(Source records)

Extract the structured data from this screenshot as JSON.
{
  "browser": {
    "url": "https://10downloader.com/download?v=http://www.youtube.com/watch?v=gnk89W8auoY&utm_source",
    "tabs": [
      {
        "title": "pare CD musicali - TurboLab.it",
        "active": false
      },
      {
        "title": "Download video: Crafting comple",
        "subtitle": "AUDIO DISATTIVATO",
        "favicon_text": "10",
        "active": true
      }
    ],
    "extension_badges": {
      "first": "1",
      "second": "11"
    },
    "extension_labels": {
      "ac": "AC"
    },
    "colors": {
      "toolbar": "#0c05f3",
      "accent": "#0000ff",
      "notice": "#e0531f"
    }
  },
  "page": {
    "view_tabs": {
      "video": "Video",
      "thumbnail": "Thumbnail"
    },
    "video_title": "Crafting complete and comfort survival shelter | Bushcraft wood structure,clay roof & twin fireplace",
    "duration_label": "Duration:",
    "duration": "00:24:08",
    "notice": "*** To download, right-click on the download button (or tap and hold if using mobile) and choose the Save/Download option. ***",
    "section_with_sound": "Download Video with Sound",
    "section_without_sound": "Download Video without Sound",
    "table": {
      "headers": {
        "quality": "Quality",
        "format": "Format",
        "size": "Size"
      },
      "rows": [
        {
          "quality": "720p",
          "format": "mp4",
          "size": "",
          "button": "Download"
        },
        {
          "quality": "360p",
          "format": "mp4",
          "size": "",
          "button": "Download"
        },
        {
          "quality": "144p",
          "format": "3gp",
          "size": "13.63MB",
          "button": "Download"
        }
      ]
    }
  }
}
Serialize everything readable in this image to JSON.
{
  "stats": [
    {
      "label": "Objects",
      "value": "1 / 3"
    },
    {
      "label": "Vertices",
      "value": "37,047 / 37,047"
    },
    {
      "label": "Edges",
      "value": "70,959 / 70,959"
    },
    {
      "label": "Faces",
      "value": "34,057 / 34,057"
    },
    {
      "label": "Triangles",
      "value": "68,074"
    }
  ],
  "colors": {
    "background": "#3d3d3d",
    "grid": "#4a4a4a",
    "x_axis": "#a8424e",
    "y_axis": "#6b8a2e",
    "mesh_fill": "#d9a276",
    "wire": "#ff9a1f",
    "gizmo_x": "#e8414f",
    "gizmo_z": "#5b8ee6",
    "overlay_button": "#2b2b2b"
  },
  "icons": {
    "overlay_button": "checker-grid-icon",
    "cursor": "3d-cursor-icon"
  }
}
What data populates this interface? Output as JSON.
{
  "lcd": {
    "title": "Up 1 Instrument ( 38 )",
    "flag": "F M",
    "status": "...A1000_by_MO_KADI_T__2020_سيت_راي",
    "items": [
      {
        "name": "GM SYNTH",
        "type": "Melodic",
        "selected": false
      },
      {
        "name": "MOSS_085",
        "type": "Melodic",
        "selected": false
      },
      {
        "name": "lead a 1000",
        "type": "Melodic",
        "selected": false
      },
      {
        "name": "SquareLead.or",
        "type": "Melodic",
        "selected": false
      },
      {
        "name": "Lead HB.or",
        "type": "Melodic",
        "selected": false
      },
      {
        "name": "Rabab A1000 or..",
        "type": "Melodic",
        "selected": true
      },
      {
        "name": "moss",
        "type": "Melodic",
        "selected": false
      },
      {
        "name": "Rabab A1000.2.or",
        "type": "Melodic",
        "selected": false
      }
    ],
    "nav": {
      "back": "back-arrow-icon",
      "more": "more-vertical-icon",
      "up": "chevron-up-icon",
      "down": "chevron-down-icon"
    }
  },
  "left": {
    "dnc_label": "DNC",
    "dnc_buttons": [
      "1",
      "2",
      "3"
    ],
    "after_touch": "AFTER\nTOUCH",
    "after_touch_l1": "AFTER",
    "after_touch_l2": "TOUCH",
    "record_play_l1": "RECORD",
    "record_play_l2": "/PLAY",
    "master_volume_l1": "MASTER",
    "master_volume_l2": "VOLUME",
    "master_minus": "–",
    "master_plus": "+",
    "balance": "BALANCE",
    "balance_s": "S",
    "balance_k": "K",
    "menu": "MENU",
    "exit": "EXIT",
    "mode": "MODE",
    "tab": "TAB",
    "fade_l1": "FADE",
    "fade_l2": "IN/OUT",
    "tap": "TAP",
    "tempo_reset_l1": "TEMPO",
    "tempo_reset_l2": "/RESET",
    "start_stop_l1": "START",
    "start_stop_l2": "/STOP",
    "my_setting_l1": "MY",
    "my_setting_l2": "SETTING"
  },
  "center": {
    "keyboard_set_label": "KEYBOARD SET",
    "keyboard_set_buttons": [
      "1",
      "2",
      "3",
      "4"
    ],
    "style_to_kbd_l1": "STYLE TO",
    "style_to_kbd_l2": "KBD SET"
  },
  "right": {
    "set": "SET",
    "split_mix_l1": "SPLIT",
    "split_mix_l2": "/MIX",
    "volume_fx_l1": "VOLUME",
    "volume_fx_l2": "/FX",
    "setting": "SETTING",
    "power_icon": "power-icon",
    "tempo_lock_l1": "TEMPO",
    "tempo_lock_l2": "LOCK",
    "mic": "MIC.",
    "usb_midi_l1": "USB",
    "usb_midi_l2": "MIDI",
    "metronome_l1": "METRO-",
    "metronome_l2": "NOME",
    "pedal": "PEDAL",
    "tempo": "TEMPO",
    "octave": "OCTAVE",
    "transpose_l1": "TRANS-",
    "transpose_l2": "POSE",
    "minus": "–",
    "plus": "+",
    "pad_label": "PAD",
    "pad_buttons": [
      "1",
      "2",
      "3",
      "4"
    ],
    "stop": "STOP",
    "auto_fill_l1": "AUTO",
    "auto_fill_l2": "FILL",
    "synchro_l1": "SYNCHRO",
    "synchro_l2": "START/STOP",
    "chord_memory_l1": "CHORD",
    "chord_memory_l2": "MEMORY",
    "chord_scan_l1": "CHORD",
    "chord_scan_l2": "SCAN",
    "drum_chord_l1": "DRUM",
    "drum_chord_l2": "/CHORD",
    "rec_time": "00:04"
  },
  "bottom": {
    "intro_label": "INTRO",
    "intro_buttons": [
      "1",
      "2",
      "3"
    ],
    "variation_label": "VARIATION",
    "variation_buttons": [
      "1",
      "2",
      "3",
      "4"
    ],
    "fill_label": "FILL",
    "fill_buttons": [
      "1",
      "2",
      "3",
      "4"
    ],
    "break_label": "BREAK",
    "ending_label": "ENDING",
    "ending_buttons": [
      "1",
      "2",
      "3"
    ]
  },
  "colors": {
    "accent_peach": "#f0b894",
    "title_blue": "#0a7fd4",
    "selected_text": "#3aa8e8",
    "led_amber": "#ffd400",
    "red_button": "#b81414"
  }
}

_Set problem_. Repeat every entry word for word.

_Full output_.
Extract the structured data from this screenshot as JSON.
{
  "browser": {
    "url": "https://10downloader.com/download?v=http://www.youtube.com/watch?v=gnk89W8auoY&utm_source",
    "tabs": [
      {
        "title": "pare CD musicali - TurboLab.it",
        "active": false
      },
      {
        "title": "Download video: Crafting comple",
        "subtitle": "AUDIO DISATTIVATO",
        "favicon_text": "10",
        "active": true
      }
    ],
    "extension_badges": {
      "first": "1",
      "second": "11"
    },
    "extension_labels": {
      "ac": "AC"
    },
    "colors": {
      "toolbar": "#0c05f3",
      "accent": "#0000ff",
      "notice": "#e0531f"
    }
  },
  "page": {
    "view_tabs": {
      "video": "Video",
      "thumbnail": "Thumbnail"
    },
    "video_title": "Crafting complete and comfort survival shelter | Bushcraft wood structure,clay roof & twin fireplace",
    "duration_label": "Duration:",
    "duration": "00:24:08",
    "notice": "*** To download, right-click on the download button (or tap and hold if using mobile) and choose the Save/Download option. ***",
    "section_with_sound": "Download Video with Sound",
    "section_without_sound": "Download Video without Sound",
    "table": {
      "headers": {
        "quality": "Quality",
        "format": "Format",
        "size": "Size"
      },
      "rows": [
        {
          "quality": "720p",
          "format": "mp4",
          "size": "",
          "button": "Download"
        },
        {
          "quality": "360p",
          "format": "mp4",
          "size": "",
          "button": "Download"
        },
        {
          "quality": "144p",
          "format": "3gp",
          "size": "13.63MB",
          "button": "Download"
        }
      ]
    }
  }
}
Serialize everything readable in this image to JSON.
{
  "stats": [
    {
      "label": "Objects",
      "value": "1 / 3"
    },
    {
      "label": "Vertices",
      "value": "37,047 / 37,047"
    },
    {
      "label": "Edges",
      "value": "70,959 / 70,959"
    },
    {
      "label": "Faces",
      "value": "34,057 / 34,057"
    },
    {
      "label": "Triangles",
      "value": "68,074"
    }
  ],
  "colors": {
    "background": "#3d3d3d",
    "grid": "#4a4a4a",
    "x_axis": "#a8424e",
    "y_axis": "#6b8a2e",
    "mesh_fill": "#d9a276",
    "wire": "#ff9a1f",
    "gizmo_x": "#e8414f",
    "gizmo_z": "#5b8ee6",
    "overlay_button": "#2b2b2b"
  },
  "icons": {
    "overlay_button": "checker-grid-icon",
    "cursor": "3d-cursor-icon"
  }
}
What data populates this interface? Output as JSON.
{
  "lcd": {
    "title": "Up 1 Instrument ( 38 )",
    "flag": "F M",
    "status": "...A1000_by_MO_KADI_T__2020_سيت_راي",
    "items": [
      {
        "name": "GM SYNTH",
        "type": "Melodic",
        "selected": false
      },
      {
        "name": "MOSS_085",
        "type": "Melodic",
        "selected": false
      },
      {
        "name": "lead a 1000",
        "type": "Melodic",
        "selected": false
      },
      {
        "name": "SquareLead.or",
        "type": "Melodic",
        "selected": false
      },
      {
        "name": "Lead HB.or",
        "type": "Melodic",
        "selected": false
      },
      {
        "name": "Rabab A1000 or..",
        "type": "Melodic",
        "selected": true
      },
      {
        "name": "moss",
        "type": "Melodic",
        "selected": false
      },
      {
        "name": "Rabab A1000.2.or",
        "type": "Melodic",
        "selected": false
      }
    ],
    "nav": {
      "back": "back-arrow-icon",
      "more": "more-vertical-icon",
      "up": "chevron-up-icon",
      "down": "chevron-down-icon"
    }
  },
  "left": {
    "dnc_label": "DNC",
    "dnc_buttons": [
      "1",
      "2",
      "3"
    ],
    "after_touch": "AFTER\nTOUCH",
    "after_touch_l1": "AFTER",
    "after_touch_l2": "TOUCH",
    "record_play_l1": "RECORD",
    "record_play_l2": "/PLAY",
    "master_volume_l1": "MASTER",
    "master_volume_l2": "VOLUME",
    "master_minus": "–",
    "master_plus": "+",
    "balance": "BALANCE",
    "balance_s": "S",
    "balance_k": "K",
    "menu": "MENU",
    "exit": "EXIT",
    "mode": "MODE",
    "tab": "TAB",
    "fade_l1": "FADE",
    "fade_l2": "IN/OUT",
    "tap": "TAP",
    "tempo_reset_l1": "TEMPO",
    "tempo_reset_l2": "/RESET",
    "start_stop_l1": "START",
    "start_stop_l2": "/STOP",
    "my_setting_l1": "MY",
    "my_setting_l2": "SETTING"
  },
  "center": {
    "keyboard_set_label": "KEYBOARD SET",
    "keyboard_set_buttons": [
      "1",
      "2",
      "3",
      "4"
    ],
    "style_to_kbd_l1": "STYLE TO",
    "style_to_kbd_l2": "KBD SET"
  },
  "right": {
    "set": "SET",
    "split_mix_l1": "SPLIT",
    "split_mix_l2": "/MIX",
    "volume_fx_l1": "VOLUME",
    "volume_fx_l2": "/FX",
    "setting": "SETTING",
    "power_icon": "power-icon",
    "tempo_lock_l1": "TEMPO",
    "tempo_lock_l2": "LOCK",
    "mic": "MIC.",
    "usb_midi_l1": "USB",
    "usb_midi_l2": "MIDI",
    "metronome_l1": "METRO-",
    "metronome_l2": "NOME",
    "pedal": "PEDAL",
    "tempo": "TEMPO",
    "octave": "OCTAVE",
    "transpose_l1": "TRANS-",
    "transpose_l2": "POSE",
    "minus": "–",
    "plus": "+",
    "pad_label": "PAD",
    "pad_buttons": [
      "1",
      "2",
      "3",
      "4"
    ],
    "stop": "STOP",
    "auto_fill_l1": "AUTO",
    "auto_fill_l2": "FILL",
    "synchro_l1": "SYNCHRO",
    "synchro_l2": "START/STOP",
    "chord_memory_l1": "CHORD",
    "chord_memory_l2": "MEMORY",
    "chord_scan_l1": "CHORD",
    "chord_scan_l2": "SCAN",
    "drum_chord_l1": "DRUM",
    "drum_chord_l2": "/CHORD",
    "rec_time": "00:04"
  },
  "bottom": {
    "intro_label": "INTRO",
    "intro_buttons": [
      "1",
      "2",
      "3"
    ],
    "variation_label": "VARIATION",
    "variation_buttons": [
      "1",
      "2",
      "3",
      "4"
    ],
    "fill_label": "FILL",
    "fill_buttons": [
      "1",
      "2",
      "3",
      "4"
    ],
    "break_label": "BREAK",
    "ending_label": "ENDING",
    "ending_buttons": [
      "1",
      "2",
      "3"
    ]
  },
  "colors": {
    "accent_peach": "#f0b894",
    "title_blue": "#0a7fd4",
    "selected_text": "#3aa8e8",
    "led_amber": "#ffd400",
    "red_button": "#b81414"
  }
}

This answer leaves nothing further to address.